Recorded data
◇ ◇ ◇ ◇
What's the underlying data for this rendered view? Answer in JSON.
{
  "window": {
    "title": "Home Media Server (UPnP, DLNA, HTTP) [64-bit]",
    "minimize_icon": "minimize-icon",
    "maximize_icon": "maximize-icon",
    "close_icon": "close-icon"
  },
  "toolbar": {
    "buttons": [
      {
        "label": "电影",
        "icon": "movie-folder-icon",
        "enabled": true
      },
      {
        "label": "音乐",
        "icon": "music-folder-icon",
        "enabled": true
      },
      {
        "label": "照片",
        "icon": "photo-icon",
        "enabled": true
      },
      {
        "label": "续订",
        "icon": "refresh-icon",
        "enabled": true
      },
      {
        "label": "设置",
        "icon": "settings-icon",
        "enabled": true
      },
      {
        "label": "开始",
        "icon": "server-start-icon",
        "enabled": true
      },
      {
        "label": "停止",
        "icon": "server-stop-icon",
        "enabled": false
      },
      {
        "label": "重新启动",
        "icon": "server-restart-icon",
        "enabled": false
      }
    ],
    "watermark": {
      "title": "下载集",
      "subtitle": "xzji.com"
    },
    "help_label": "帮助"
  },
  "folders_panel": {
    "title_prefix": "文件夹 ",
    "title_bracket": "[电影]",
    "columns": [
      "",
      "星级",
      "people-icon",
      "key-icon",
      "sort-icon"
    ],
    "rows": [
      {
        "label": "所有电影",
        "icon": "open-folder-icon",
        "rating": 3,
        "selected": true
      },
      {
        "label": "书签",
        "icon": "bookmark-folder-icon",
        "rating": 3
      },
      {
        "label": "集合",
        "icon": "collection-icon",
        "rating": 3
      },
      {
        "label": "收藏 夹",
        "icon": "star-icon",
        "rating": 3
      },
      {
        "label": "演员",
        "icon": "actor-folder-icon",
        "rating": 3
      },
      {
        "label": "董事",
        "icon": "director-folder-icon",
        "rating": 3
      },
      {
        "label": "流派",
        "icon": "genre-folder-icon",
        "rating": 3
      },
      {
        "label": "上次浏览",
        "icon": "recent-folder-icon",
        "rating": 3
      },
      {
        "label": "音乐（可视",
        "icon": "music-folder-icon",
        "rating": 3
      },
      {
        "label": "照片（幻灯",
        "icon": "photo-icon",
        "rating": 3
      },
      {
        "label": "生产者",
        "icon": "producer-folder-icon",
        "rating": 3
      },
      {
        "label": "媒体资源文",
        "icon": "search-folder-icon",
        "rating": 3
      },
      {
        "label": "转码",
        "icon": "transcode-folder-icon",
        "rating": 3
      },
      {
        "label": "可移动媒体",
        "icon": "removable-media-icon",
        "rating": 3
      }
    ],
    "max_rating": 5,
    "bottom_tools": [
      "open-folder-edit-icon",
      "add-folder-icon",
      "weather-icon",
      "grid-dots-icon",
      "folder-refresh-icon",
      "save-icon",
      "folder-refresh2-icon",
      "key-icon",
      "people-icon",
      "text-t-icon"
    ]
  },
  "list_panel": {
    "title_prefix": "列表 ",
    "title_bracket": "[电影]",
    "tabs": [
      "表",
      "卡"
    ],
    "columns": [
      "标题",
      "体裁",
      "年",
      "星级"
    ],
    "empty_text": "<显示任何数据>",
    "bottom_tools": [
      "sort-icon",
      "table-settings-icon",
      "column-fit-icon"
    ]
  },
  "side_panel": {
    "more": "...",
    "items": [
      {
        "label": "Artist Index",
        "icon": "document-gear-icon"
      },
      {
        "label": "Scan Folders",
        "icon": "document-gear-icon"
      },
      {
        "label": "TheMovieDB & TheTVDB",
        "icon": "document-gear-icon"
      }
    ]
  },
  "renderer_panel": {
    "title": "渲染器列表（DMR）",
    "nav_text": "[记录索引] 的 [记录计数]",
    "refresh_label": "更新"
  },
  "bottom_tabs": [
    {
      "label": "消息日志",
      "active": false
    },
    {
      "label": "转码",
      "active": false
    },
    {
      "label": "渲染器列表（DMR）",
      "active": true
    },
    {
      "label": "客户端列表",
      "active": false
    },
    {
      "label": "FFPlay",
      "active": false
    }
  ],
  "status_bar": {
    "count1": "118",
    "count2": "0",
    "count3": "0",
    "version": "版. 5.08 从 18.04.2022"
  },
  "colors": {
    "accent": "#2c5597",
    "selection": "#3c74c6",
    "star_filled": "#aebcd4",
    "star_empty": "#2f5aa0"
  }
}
◇ ◇ ◇ ◇
→ **Exercise description**: Without leaving anything out, quote all the data.

→ **Solved exercise**:
What's the underlying data for this rendered view? Answer in JSON.
{
  "window": {
    "title": "Home Media Server (UPnP, DLNA, HTTP) [64-bit]",
    "minimize_icon": "minimize-icon",
    "maximize_icon": "maximize-icon",
    "close_icon": "close-icon"
  },
  "toolbar": {
    "buttons": [
      {
        "label": "电影",
        "icon": "movie-folder-icon",
        "enabled": true
      },
      {
        "label": "音乐",
        "icon": "music-folder-icon",
        "enabled": true
      },
      {
        "label": "照片",
        "icon": "photo-icon",
        "enabled": true
      },
      {
        "label": "续订",
        "icon": "refresh-icon",
        "enabled": true
      },
      {
        "label": "设置",
        "icon": "settings-icon",
        "enabled": true
      },
      {
        "label": "开始",
        "icon": "server-start-icon",
        "enabled": true
      },
      {
        "label": "停止",
        "icon": "server-stop-icon",
        "enabled": false
      },
      {
        "label": "重新启动",
        "icon": "server-restart-icon",
        "enabled": false
      }
    ],
    "watermark": {
      "title": "下载集",
      "subtitle": "xzji.com"
    },
    "help_label": "帮助"
  },
  "folders_panel": {
    "title_prefix": "文件夹 ",
    "title_bracket": "[电影]",
    "columns": [
      "",
      "星级",
      "people-icon",
      "key-icon",
      "sort-icon"
    ],
    "rows": [
      {
        "label": "所有电影",
        "icon": "open-folder-icon",
        "rating": 3,
        "selected": true
      },
      {
        "label": "书签",
        "icon": "bookmark-folder-icon",
        "rating": 3
      },
      {
        "label": "集合",
        "icon": "collection-icon",
        "rating": 3
      },
      {
        "label": "收藏 夹",
        "icon": "star-icon",
        "rating": 3
      },
      {
        "label": "演员",
        "icon": "actor-folder-icon",
        "rating": 3
      },
      {
        "label": "董事",
        "icon": "director-folder-icon",
        "rating": 3
      },
      {
        "label": "流派",
        "icon": "genre-folder-icon",
        "rating": 3
      },
      {
        "label": "上次浏览",
        "icon": "recent-folder-icon",
        "rating": 3
      },
      {
        "label": "音乐（可视",
        "icon": "music-folder-icon",
        "rating": 3
      },
      {
        "label": "照片（幻灯",
        "icon": "photo-icon",
        "rating": 3
      },
      {
        "label": "生产者",
        "icon": "producer-folder-icon",
        "rating": 3
      },
      {
        "label": "媒体资源文",
        "icon": "search-folder-icon",
        "rating": 3
      },
      {
        "label": "转码",
        "icon": "transcode-folder-icon",
        "rating": 3
      },
      {
        "label": "可移动媒体",
        "icon": "removable-media-icon",
        "rating": 3
      }
    ],
    "max_rating": 5,
    "bottom_tools": [
      "open-folder-edit-icon",
      "add-folder-icon",
      "weather-icon",
      "grid-dots-icon",
      "folder-refresh-icon",
      "save-icon",
      "folder-refresh2-icon",
      "key-icon",
      "people-icon",
      "text-t-icon"
    ]
  },
  "list_panel": {
    "title_prefix": "列表 ",
    "title_bracket": "[电影]",
    "tabs": [
      "表",
      "卡"
    ],
    "columns": [
      "标题",
      "体裁",
      "年",
      "星级"
    ],
    "empty_text": "<显示任何数据>",
    "bottom_tools": [
      "sort-icon",
      "table-settings-icon",
      "column-fit-icon"
    ]
  },
  "side_panel": {
    "more": "...",
    "items": [
      {
        "label": "Artist Index",
        "icon": "document-gear-icon"
      },
      {
        "label": "Scan Folders",
        "icon": "document-gear-icon"
      },
      {
        "label": "TheMovieDB & TheTVDB",
        "icon": "document-gear-icon"
      }
    ]
  },
  "renderer_panel": {
    "title": "渲染器列表（DMR）",
    "nav_text": "[记录索引] 的 [记录计数]",
    "refresh_label": "更新"
  },
  "bottom_tabs": [
    {
      "label": "消息日志",
      "active": false
    },
    {
      "label": "转码",
      "active": false
    },
    {
      "label": "渲染器列表（DMR）",
      "active": true
    },
    {
      "label": "客户端列表",
      "active": false
    },
    {
      "label": "FFPlay",
      "active": false
    }
  ],
  "status_bar": {
    "count1": "118",
    "count2": "0",
    "count3": "0",
    "version": "版. 5.08 从 18.04.2022"
  },
  "colors": {
    "accent": "#2c5597",
    "selection": "#3c74c6",
    "star_filled": "#aebcd4",
    "star_empty": "#2f5aa0"
  }
}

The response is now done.